*Short exercise*. Convert the rows from the start of the records through the line containing "x-axis-label: Time (988, 1366, 1077, 1407)", inclusive, into a numbered list, leaving out any blank lines.

Spatial annotation records
___

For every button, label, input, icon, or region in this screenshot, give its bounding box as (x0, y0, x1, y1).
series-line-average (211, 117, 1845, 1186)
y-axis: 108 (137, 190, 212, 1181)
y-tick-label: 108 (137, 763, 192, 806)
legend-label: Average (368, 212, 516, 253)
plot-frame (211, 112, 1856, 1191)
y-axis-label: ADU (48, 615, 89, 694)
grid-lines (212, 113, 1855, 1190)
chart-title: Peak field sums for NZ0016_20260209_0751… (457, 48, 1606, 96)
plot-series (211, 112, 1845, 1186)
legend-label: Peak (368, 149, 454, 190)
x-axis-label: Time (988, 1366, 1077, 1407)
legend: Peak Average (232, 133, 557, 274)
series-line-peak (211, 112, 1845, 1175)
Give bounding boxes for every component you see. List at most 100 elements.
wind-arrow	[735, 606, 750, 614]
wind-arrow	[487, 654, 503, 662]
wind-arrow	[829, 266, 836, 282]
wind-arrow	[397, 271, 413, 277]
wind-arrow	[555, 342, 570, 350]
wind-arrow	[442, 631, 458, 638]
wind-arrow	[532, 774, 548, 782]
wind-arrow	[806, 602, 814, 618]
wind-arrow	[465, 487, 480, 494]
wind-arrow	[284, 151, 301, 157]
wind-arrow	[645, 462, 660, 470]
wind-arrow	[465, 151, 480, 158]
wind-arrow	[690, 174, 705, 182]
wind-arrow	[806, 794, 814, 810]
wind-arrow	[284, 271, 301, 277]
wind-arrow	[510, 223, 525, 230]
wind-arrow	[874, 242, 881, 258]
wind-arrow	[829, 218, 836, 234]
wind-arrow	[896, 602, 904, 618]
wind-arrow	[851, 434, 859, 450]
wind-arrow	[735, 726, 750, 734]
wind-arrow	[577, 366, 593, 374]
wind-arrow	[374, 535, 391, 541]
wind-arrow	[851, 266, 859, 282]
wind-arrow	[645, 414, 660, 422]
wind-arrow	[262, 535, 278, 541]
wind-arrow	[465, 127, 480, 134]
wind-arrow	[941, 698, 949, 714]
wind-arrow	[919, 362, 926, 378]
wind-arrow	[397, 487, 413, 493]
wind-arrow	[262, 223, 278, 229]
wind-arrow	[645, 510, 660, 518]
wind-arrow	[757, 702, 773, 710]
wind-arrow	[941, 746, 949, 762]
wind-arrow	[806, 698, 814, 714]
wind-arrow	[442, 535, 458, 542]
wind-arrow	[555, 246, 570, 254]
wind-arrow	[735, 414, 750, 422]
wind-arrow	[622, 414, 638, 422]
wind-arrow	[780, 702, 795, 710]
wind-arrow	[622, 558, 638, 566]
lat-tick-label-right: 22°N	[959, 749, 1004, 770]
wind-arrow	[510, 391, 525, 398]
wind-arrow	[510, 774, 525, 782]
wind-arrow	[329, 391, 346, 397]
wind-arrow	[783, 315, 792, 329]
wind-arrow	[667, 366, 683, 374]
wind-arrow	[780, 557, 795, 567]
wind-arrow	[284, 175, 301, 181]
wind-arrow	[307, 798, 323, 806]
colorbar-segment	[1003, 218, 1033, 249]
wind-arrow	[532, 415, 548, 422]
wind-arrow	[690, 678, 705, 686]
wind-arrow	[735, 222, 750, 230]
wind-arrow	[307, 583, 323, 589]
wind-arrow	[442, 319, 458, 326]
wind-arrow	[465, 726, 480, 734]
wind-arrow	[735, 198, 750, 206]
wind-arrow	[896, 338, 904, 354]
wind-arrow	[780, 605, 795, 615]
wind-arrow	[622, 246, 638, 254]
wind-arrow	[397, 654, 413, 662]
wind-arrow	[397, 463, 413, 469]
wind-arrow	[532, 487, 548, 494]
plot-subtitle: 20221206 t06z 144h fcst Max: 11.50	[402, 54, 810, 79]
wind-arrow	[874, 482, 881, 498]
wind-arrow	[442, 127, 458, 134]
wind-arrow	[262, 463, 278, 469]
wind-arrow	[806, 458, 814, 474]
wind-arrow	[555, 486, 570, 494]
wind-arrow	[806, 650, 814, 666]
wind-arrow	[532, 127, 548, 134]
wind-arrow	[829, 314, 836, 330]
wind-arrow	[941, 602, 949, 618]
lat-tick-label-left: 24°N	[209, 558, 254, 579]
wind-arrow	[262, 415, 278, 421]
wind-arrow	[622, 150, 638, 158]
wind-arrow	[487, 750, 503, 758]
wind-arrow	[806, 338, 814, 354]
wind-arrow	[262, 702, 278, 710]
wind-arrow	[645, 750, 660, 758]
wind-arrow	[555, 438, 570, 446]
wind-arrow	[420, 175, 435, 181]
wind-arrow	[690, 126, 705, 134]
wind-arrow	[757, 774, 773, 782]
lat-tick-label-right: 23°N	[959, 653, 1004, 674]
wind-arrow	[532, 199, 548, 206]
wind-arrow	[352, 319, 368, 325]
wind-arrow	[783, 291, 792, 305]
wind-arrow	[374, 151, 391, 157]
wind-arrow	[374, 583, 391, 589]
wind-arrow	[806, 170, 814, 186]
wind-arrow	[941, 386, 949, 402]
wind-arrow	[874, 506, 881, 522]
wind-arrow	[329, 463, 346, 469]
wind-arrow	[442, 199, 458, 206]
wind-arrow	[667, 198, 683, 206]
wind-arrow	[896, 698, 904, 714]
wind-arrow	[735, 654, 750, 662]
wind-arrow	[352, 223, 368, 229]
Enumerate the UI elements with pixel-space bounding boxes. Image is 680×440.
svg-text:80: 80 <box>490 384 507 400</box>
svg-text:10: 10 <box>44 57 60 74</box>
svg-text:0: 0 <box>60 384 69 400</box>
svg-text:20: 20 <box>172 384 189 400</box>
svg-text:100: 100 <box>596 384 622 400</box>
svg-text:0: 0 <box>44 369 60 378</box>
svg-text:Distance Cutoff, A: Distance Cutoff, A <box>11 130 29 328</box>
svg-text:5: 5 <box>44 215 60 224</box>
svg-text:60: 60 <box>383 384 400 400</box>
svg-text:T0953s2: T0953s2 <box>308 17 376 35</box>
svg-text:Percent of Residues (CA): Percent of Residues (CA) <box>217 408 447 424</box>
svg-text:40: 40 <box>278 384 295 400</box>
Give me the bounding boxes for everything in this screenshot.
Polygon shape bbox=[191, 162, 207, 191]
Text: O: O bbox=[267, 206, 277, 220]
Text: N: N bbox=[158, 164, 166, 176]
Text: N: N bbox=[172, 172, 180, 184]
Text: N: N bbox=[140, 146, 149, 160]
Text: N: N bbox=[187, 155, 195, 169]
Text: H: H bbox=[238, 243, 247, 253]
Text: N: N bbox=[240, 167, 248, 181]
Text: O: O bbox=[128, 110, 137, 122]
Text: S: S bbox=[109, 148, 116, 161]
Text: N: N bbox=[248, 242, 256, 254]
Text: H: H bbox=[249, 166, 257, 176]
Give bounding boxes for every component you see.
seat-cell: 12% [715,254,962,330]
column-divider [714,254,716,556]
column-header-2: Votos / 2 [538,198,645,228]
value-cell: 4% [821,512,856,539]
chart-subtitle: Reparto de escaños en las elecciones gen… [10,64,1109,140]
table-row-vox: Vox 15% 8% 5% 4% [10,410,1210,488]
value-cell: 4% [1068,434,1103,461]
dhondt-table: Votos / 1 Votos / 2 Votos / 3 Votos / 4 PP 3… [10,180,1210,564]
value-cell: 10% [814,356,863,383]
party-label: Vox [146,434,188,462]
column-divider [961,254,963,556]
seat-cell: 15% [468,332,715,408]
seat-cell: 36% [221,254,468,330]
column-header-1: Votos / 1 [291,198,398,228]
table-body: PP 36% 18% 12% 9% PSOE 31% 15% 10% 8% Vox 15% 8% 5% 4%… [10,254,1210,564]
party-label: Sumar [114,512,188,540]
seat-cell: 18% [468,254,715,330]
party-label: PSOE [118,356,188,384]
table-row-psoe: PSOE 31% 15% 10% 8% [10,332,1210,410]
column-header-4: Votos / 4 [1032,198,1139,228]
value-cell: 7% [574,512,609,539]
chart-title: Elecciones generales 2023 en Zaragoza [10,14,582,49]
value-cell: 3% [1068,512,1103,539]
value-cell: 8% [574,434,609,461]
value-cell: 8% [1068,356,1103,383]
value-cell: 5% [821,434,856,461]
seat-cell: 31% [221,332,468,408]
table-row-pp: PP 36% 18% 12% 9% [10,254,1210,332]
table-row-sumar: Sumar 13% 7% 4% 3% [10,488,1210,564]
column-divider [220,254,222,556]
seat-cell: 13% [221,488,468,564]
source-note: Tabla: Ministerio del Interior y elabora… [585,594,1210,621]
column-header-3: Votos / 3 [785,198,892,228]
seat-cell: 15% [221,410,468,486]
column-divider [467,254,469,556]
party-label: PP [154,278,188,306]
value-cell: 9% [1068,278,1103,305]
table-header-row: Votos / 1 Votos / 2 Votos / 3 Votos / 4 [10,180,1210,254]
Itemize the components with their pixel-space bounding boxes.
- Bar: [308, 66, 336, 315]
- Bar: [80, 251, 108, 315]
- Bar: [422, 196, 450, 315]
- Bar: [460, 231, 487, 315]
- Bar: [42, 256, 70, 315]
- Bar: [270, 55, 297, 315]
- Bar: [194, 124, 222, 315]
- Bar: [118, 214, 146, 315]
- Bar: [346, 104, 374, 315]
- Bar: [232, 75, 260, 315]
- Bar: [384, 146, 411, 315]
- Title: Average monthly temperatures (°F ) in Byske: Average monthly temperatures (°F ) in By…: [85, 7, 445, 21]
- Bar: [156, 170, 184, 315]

___

*Result of the task*.
1. For every button, label, input, icon, or region in this screenshot, give its bounding box as (x0, y0, x1, y1).
2. series-line-average (211, 117, 1845, 1186)
3. y-axis: 108 (137, 190, 212, 1181)
4. y-tick-label: 108 (137, 763, 192, 806)
5. legend-label: Average (368, 212, 516, 253)
6. plot-frame (211, 112, 1856, 1191)
7. y-axis-label: ADU (48, 615, 89, 694)
8. grid-lines (212, 113, 1855, 1190)
9. chart-title: Peak field sums for NZ0016_20260209_0751… (457, 48, 1606, 96)
10. plot-series (211, 112, 1845, 1186)
11. legend-label: Peak (368, 149, 454, 190)
12. x-axis-label: Time (988, 1366, 1077, 1407)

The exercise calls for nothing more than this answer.